O Brasil, como você já cansou de ouvir, tem cerca de 160 milhões de
habitantes e quase 160 milhões de técnicos de futebol. Se comandasse a seleção
brasileira, cada cidadão saberia exatamente o que fazer para ganhar todos os
jogos de goleada. O time seria mais coeso, mais agressivo, mais criativo, mais
dinâmico, mais ofensivo, mais defensivo - tudo ao mesmo tempo, é claro. Pois,
quem diria, com essa mania de ser técnico, os brasileiros, sem saber disso,
sempre estiveram à frente de uma das mais modernas técnicas de administração - o
coaching, programa que detecta as principais falhas de um líder e procura
corrigi-las, em benefício da equipe.
Coach, em inglês, significa técnico. Imagine agora se os brasileiros resolvem
aplicar esse talento nato de técnico de futebol no dia-a-dia das empresas. De um
dia para o outro, as equipes ficarão mais unidas, os talentos serão valorizados,
os funcionários ficarão motivados, suando a camisa por melhores resultados. A
sorte é que, ao contrário do penta, essa não é uma esperança frustrada. Graças
ao coaching, muitos executivos estão mudando para melhor seu estilo de gestão.
O coaching, uma tradição nas grandes corporações dos Estados Unidos (país que
tem 275 milhões de técnicos de basquete), chegou ao Brasil no fim da década de
80. É voltado para líderes, de gerentes a presidentes. Geralmente orientado por
consultores, o programa inclui um raio X do executivo, submetendo-o a um
feedback compulsório. Todos os envolvidos - subordinados, superiores, em alguns
casos até clientes - avaliam os aspectos positivos e negativos do estilo
gerencial do executivo em questão. Os subordinados, por exemplo, respondem por
escrito (importante: sem se identificar) a perguntas do tipo "Meu chefe
considera minhas habilidades quando me passa tarefas?" ou "Ele ajuda a obter os
recursos necessários para o meu trabalho?". Na maior parte das vezes, uma boa
série de falhas já surge nessa etapa. "Com essas respostas, mais uma análise da
formação e das habilidades do executivo, mostramos o que precisa ser melhorado e
como fazer isso", diz a headhunter Vicky Bloch, da DBM, empresa que há dez anos
realiza programas de coaching no Brasil.
O vice-presidente de operações da Alcan, João Bosco da Silva, submeteu-se a um
dos primeiros programas de coaching feitos no Brasil, há dez anos, quando a
empresa fez uma profunda reestruturação em seus quadros. Bosco, na época diretor
de recursos humanos, decidiu participar do processo antes dos outros executivos.
A idéia, em resumo, era ser uma espécie de cobaia para ver se funcionava mesmo.
O programa foi executado pela Gutemberg Consultores. Bosco foi testado, aprovou
os métodos e ficou esperando para ver como os outros executivos se sairiam. O
resultado foi surpreendente. "Alguns de nossos profissionais levaram um choque
ao descobrir o quanto estavam desatualizados em relação ao mundo dos negócios e
à forma de liderar suas equipes", diz Bosco.

◆ ◆ ◆ ◆

* Tarefas a fazer *
1. Segundo o trecho, quando o coaching chegou ao Brasil?
2. Quais adjetivos o trecho usa depois de "O time seria" para descrever o time? Liste todos.
3. Copie do trecho, por favor, a parte que começa nas palavras "O vice-presidente de" e termina depois de "se funcionava mesmo.".
Baseie-se apenas no trecho, sem recorrer à listagem.

◆ ◆ ◆ ◆

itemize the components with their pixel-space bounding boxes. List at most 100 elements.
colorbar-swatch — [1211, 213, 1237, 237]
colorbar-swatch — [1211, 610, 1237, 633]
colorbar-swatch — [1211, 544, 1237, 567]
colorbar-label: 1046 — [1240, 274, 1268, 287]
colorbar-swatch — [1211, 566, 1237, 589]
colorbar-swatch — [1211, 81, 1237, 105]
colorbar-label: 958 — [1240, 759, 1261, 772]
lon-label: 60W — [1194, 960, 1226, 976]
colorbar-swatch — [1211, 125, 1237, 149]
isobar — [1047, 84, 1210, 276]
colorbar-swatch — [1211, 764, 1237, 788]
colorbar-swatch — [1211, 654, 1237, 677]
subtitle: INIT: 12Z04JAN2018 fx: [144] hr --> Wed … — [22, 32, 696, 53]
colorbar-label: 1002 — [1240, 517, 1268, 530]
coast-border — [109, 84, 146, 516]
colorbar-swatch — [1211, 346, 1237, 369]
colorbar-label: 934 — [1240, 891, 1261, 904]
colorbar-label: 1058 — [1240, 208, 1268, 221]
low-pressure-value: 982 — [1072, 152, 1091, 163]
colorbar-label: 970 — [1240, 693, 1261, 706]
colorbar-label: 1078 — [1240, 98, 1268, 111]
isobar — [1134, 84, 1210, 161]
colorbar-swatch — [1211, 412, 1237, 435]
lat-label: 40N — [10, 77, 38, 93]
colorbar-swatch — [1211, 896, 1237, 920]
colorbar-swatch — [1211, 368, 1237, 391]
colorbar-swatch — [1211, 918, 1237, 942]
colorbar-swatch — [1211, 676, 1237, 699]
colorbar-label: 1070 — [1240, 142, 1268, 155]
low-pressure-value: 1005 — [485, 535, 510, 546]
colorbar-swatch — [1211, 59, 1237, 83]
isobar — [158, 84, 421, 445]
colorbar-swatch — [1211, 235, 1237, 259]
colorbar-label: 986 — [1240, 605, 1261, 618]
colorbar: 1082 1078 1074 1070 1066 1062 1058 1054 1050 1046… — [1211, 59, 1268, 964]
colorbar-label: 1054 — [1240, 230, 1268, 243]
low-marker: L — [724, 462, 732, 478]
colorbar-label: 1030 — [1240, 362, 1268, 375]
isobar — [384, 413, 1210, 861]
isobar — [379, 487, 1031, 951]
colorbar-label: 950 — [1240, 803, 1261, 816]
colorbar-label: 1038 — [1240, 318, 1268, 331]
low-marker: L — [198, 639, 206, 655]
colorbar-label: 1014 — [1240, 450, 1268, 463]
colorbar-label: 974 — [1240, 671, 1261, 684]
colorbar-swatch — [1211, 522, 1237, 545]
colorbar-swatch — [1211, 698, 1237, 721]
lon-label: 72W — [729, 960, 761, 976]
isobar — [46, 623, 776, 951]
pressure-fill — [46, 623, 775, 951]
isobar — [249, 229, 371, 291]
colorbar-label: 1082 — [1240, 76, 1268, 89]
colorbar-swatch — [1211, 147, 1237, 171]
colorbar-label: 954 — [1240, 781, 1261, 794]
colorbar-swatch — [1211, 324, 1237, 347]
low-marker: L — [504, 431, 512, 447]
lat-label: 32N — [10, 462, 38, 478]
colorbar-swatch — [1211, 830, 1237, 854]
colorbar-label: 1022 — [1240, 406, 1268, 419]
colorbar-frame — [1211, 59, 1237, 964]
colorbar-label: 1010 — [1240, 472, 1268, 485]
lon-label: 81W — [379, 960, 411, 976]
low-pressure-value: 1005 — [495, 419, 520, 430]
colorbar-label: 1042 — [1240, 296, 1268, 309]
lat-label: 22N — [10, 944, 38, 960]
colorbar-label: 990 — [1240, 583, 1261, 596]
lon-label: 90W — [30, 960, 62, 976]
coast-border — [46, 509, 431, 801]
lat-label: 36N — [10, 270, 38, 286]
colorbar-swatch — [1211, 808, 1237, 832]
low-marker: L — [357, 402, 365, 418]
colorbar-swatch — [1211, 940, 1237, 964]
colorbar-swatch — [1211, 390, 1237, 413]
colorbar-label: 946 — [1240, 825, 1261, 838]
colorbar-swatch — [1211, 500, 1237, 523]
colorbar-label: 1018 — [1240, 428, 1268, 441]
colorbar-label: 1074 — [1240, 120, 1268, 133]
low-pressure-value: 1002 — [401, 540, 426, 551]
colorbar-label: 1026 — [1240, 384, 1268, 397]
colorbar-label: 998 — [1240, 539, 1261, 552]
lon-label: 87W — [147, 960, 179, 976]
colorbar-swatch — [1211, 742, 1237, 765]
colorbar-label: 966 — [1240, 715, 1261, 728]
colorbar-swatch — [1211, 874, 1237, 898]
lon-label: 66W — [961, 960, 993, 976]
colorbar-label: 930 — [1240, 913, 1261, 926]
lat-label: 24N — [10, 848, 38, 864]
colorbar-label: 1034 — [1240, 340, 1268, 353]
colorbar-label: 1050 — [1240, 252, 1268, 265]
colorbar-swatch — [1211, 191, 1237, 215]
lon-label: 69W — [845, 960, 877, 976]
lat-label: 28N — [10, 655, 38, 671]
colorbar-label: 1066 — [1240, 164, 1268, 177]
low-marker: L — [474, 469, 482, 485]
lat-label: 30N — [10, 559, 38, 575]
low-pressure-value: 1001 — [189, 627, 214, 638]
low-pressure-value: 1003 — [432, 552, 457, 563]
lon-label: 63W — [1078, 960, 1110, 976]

◆ ◆ ◆ ◆

* Respostas por tarefa *
1. No fim da década de 80.

2. Coeso, agressivo, criativo, dinâmico, ofensivo e defensivo.

3.
O vice-presidente de operações da Alcan, João Bosco da Silva, submeteu-se a um
dos primeiros programas de coaching feitos no Brasil, há dez anos, quando a
empresa fez uma profunda reestruturação em seus quadros. Bosco, na época diretor
de recursos humanos, decidiu participar do processo antes dos outros executivos.
A idéia, em resumo, era ser uma espécie de cobaia para ver se funcionava mesmo.